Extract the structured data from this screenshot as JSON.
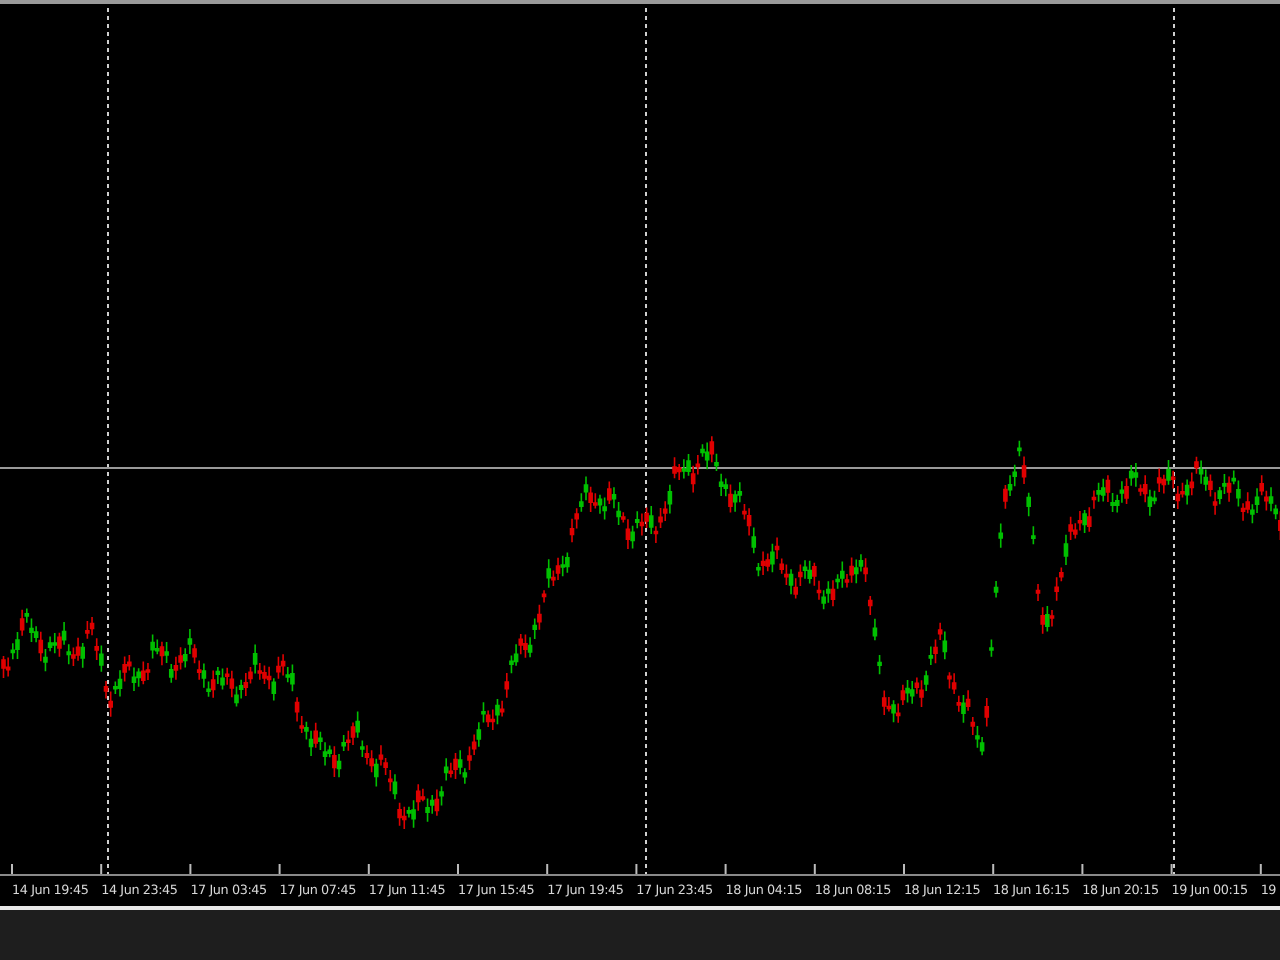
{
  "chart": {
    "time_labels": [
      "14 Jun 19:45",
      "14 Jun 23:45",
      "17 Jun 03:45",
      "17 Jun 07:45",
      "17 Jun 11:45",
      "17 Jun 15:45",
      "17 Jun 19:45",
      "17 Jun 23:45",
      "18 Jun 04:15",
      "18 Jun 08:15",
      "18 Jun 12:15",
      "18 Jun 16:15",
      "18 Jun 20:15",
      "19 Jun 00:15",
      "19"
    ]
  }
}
◆ ◆ ◆
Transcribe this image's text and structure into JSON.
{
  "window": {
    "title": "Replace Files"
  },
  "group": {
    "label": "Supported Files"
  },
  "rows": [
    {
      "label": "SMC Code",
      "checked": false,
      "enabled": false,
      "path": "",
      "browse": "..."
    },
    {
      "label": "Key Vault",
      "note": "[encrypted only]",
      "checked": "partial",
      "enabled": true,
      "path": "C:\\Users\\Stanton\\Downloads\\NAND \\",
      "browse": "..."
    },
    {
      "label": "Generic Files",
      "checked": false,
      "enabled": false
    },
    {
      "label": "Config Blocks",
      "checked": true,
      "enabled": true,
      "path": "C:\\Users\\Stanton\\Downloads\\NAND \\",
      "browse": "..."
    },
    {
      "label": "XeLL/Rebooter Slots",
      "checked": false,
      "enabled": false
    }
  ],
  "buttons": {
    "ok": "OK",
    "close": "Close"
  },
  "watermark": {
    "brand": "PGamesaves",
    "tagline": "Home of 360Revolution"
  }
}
◆ ◆ ◆
* WHAT TO WORK ON
Pull out the lines above in which the word "this" appears.

* RESULT OF THE EXERCISE
Extract the structured data from this screenshot as JSON.
Transcribe this image's text and structure into JSON.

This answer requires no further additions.